# Records supplied start

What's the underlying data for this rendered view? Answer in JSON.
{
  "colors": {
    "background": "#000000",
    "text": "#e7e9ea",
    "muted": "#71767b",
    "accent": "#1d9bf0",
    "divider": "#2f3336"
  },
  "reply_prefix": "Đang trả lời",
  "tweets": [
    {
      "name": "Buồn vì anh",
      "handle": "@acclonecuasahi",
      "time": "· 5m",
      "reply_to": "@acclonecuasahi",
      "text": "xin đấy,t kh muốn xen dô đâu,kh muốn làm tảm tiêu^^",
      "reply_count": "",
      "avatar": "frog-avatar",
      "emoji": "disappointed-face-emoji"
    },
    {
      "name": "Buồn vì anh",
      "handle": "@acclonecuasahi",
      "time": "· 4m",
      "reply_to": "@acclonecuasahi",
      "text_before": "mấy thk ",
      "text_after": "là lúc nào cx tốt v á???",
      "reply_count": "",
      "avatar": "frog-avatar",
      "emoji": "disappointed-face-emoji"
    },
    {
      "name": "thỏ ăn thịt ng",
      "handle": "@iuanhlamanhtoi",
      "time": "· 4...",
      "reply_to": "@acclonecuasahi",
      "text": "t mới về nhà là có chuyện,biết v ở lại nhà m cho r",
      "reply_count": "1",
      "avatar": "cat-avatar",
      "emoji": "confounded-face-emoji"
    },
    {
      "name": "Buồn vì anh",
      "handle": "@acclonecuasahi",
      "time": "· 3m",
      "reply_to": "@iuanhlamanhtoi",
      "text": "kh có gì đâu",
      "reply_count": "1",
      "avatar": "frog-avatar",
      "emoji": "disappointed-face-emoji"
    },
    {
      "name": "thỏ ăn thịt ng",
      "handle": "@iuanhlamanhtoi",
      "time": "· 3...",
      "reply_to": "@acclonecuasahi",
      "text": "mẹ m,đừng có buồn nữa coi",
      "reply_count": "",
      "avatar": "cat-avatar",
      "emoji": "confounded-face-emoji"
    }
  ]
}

# Records supplied end

- _Brief_:
Transcribe the material above word for word.

- _Result_:
What's the underlying data for this rendered view? Answer in JSON.
{
  "colors": {
    "background": "#000000",
    "text": "#e7e9ea",
    "muted": "#71767b",
    "accent": "#1d9bf0",
    "divider": "#2f3336"
  },
  "reply_prefix": "Đang trả lời",
  "tweets": [
    {
      "name": "Buồn vì anh",
      "handle": "@acclonecuasahi",
      "time": "· 5m",
      "reply_to": "@acclonecuasahi",
      "text": "xin đấy,t kh muốn xen dô đâu,kh muốn làm tảm tiêu^^",
      "reply_count": "",
      "avatar": "frog-avatar",
      "emoji": "disappointed-face-emoji"
    },
    {
      "name": "Buồn vì anh",
      "handle": "@acclonecuasahi",
      "time": "· 4m",
      "reply_to": "@acclonecuasahi",
      "text_before": "mấy thk ",
      "text_after": "là lúc nào cx tốt v á???",
      "reply_count": "",
      "avatar": "frog-avatar",
      "emoji": "disappointed-face-emoji"
    },
    {
      "name": "thỏ ăn thịt ng",
      "handle": "@iuanhlamanhtoi",
      "time": "· 4...",
      "reply_to": "@acclonecuasahi",
      "text": "t mới về nhà là có chuyện,biết v ở lại nhà m cho r",
      "reply_count": "1",
      "avatar": "cat-avatar",
      "emoji": "confounded-face-emoji"
    },
    {
      "name": "Buồn vì anh",
      "handle": "@acclonecuasahi",
      "time": "· 3m",
      "reply_to": "@iuanhlamanhtoi",
      "text": "kh có gì đâu",
      "reply_count": "1",
      "avatar": "frog-avatar",
      "emoji": "disappointed-face-emoji"
    },
    {
      "name": "thỏ ăn thịt ng",
      "handle": "@iuanhlamanhtoi",
      "time": "· 3...",
      "reply_to": "@acclonecuasahi",
      "text": "mẹ m,đừng có buồn nữa coi",
      "reply_count": "",
      "avatar": "cat-avatar",
      "emoji": "confounded-face-emoji"
    }
  ]
}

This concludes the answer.